→ **Task description**
Your answer should be a single number: the count of lines holding the word "Market".

→ **Data in this exercise**
· · · · ·

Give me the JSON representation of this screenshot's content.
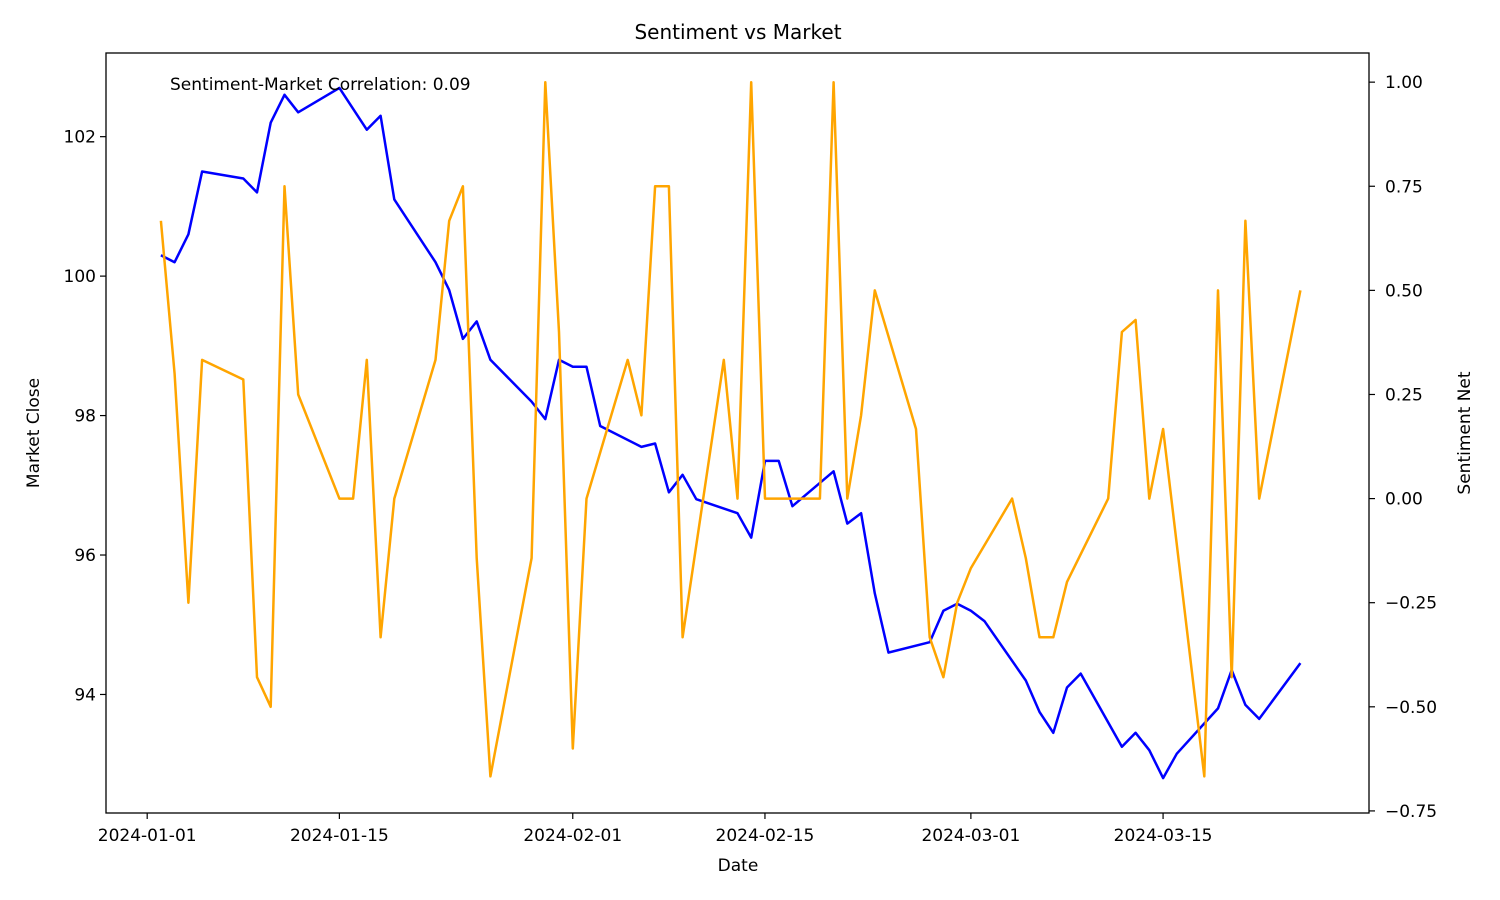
{
  "chart_data": {
    "type": "line",
    "title": "Sentiment vs Market",
    "xlabel": "Date",
    "ylabel": "Market Close",
    "y2label": "Sentiment Net",
    "annotation": "Sentiment-Market Correlation: 0.09",
    "x_tick_labels": [
      "2024-01-01",
      "2024-01-15",
      "2024-02-01",
      "2024-02-15",
      "2024-03-01",
      "2024-03-15"
    ],
    "y_ticks": [
      94,
      96,
      98,
      100,
      102
    ],
    "y2_ticks": [
      -0.75,
      -0.5,
      -0.25,
      0.0,
      0.25,
      0.5,
      0.75,
      1.0
    ],
    "y2_tick_labels": [
      "−0.75",
      "−0.50",
      "−0.25",
      "0.00",
      "0.25",
      "0.50",
      "0.75",
      "1.00"
    ],
    "xlim": [
      "2023-12-29",
      "2024-03-30"
    ],
    "ylim": [
      92.3,
      103.2
    ],
    "y2lim": [
      -0.755,
      1.07
    ],
    "grid": false,
    "series": [
      {
        "axis": "left",
        "color": "#0000ff",
        "points": [
          [
            "2024-01-02",
            100.3
          ],
          [
            "2024-01-03",
            100.2
          ],
          [
            "2024-01-04",
            100.6
          ],
          [
            "2024-01-05",
            101.5
          ],
          [
            "2024-01-08",
            101.4
          ],
          [
            "2024-01-09",
            101.2
          ],
          [
            "2024-01-10",
            102.2
          ],
          [
            "2024-01-11",
            102.6
          ],
          [
            "2024-01-12",
            102.35
          ],
          [
            "2024-01-15",
            102.7
          ],
          [
            "2024-01-17",
            102.1
          ],
          [
            "2024-01-18",
            102.3
          ],
          [
            "2024-01-19",
            101.1
          ],
          [
            "2024-01-22",
            100.2
          ],
          [
            "2024-01-23",
            99.8
          ],
          [
            "2024-01-24",
            99.1
          ],
          [
            "2024-01-25",
            99.35
          ],
          [
            "2024-01-26",
            98.8
          ],
          [
            "2024-01-29",
            98.2
          ],
          [
            "2024-01-30",
            97.95
          ],
          [
            "2024-01-31",
            98.8
          ],
          [
            "2024-02-01",
            98.7
          ],
          [
            "2024-02-02",
            98.7
          ],
          [
            "2024-02-03",
            97.85
          ],
          [
            "2024-02-06",
            97.55
          ],
          [
            "2024-02-07",
            97.6
          ],
          [
            "2024-02-08",
            96.9
          ],
          [
            "2024-02-09",
            97.15
          ],
          [
            "2024-02-10",
            96.8
          ],
          [
            "2024-02-13",
            96.6
          ],
          [
            "2024-02-14",
            96.25
          ],
          [
            "2024-02-15",
            97.35
          ],
          [
            "2024-02-16",
            97.35
          ],
          [
            "2024-02-17",
            96.7
          ],
          [
            "2024-02-20",
            97.2
          ],
          [
            "2024-02-21",
            96.45
          ],
          [
            "2024-02-22",
            96.6
          ],
          [
            "2024-02-23",
            95.45
          ],
          [
            "2024-02-24",
            94.6
          ],
          [
            "2024-02-27",
            94.75
          ],
          [
            "2024-02-28",
            95.2
          ],
          [
            "2024-02-29",
            95.3
          ],
          [
            "2024-03-01",
            95.2
          ],
          [
            "2024-03-02",
            95.05
          ],
          [
            "2024-03-05",
            94.2
          ],
          [
            "2024-03-06",
            93.75
          ],
          [
            "2024-03-07",
            93.45
          ],
          [
            "2024-03-08",
            94.1
          ],
          [
            "2024-03-09",
            94.3
          ],
          [
            "2024-03-12",
            93.25
          ],
          [
            "2024-03-13",
            93.45
          ],
          [
            "2024-03-14",
            93.2
          ],
          [
            "2024-03-15",
            92.8
          ],
          [
            "2024-03-16",
            93.15
          ],
          [
            "2024-03-19",
            93.8
          ],
          [
            "2024-03-20",
            94.35
          ],
          [
            "2024-03-21",
            93.85
          ],
          [
            "2024-03-22",
            93.65
          ],
          [
            "2024-03-25",
            94.45
          ]
        ]
      },
      {
        "axis": "right",
        "color": "#ffa500",
        "points": [
          [
            "2024-01-02",
            0.667
          ],
          [
            "2024-01-03",
            0.3
          ],
          [
            "2024-01-04",
            -0.25
          ],
          [
            "2024-01-05",
            0.333
          ],
          [
            "2024-01-08",
            0.286
          ],
          [
            "2024-01-09",
            -0.429
          ],
          [
            "2024-01-10",
            -0.5
          ],
          [
            "2024-01-11",
            0.75
          ],
          [
            "2024-01-12",
            0.25
          ],
          [
            "2024-01-15",
            0.0
          ],
          [
            "2024-01-16",
            0.0
          ],
          [
            "2024-01-17",
            0.333
          ],
          [
            "2024-01-18",
            -0.333
          ],
          [
            "2024-01-19",
            0.0
          ],
          [
            "2024-01-22",
            0.333
          ],
          [
            "2024-01-23",
            0.667
          ],
          [
            "2024-01-24",
            0.75
          ],
          [
            "2024-01-25",
            -0.143
          ],
          [
            "2024-01-26",
            -0.667
          ],
          [
            "2024-01-29",
            -0.143
          ],
          [
            "2024-01-30",
            1.0
          ],
          [
            "2024-01-31",
            0.4
          ],
          [
            "2024-02-01",
            -0.6
          ],
          [
            "2024-02-02",
            0.0
          ],
          [
            "2024-02-05",
            0.333
          ],
          [
            "2024-02-06",
            0.2
          ],
          [
            "2024-02-07",
            0.75
          ],
          [
            "2024-02-08",
            0.75
          ],
          [
            "2024-02-09",
            -0.333
          ],
          [
            "2024-02-12",
            0.333
          ],
          [
            "2024-02-13",
            0.0
          ],
          [
            "2024-02-14",
            1.0
          ],
          [
            "2024-02-15",
            0.0
          ],
          [
            "2024-02-16",
            0.0
          ],
          [
            "2024-02-19",
            0.0
          ],
          [
            "2024-02-20",
            1.0
          ],
          [
            "2024-02-21",
            0.0
          ],
          [
            "2024-02-22",
            0.2
          ],
          [
            "2024-02-23",
            0.5
          ],
          [
            "2024-02-26",
            0.167
          ],
          [
            "2024-02-27",
            -0.333
          ],
          [
            "2024-02-28",
            -0.429
          ],
          [
            "2024-02-29",
            -0.25
          ],
          [
            "2024-03-01",
            -0.167
          ],
          [
            "2024-03-04",
            0.0
          ],
          [
            "2024-03-05",
            -0.143
          ],
          [
            "2024-03-06",
            -0.333
          ],
          [
            "2024-03-07",
            -0.333
          ],
          [
            "2024-03-08",
            -0.2
          ],
          [
            "2024-03-11",
            0.0
          ],
          [
            "2024-03-12",
            0.4
          ],
          [
            "2024-03-13",
            0.429
          ],
          [
            "2024-03-14",
            0.0
          ],
          [
            "2024-03-15",
            0.167
          ],
          [
            "2024-03-18",
            -0.667
          ],
          [
            "2024-03-19",
            0.5
          ],
          [
            "2024-03-20",
            -0.429
          ],
          [
            "2024-03-21",
            0.667
          ],
          [
            "2024-03-22",
            0.0
          ],
          [
            "2024-03-25",
            0.5
          ]
        ]
      }
    ]
  }
}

· · · · ·

→ **Answer to the exercise**
3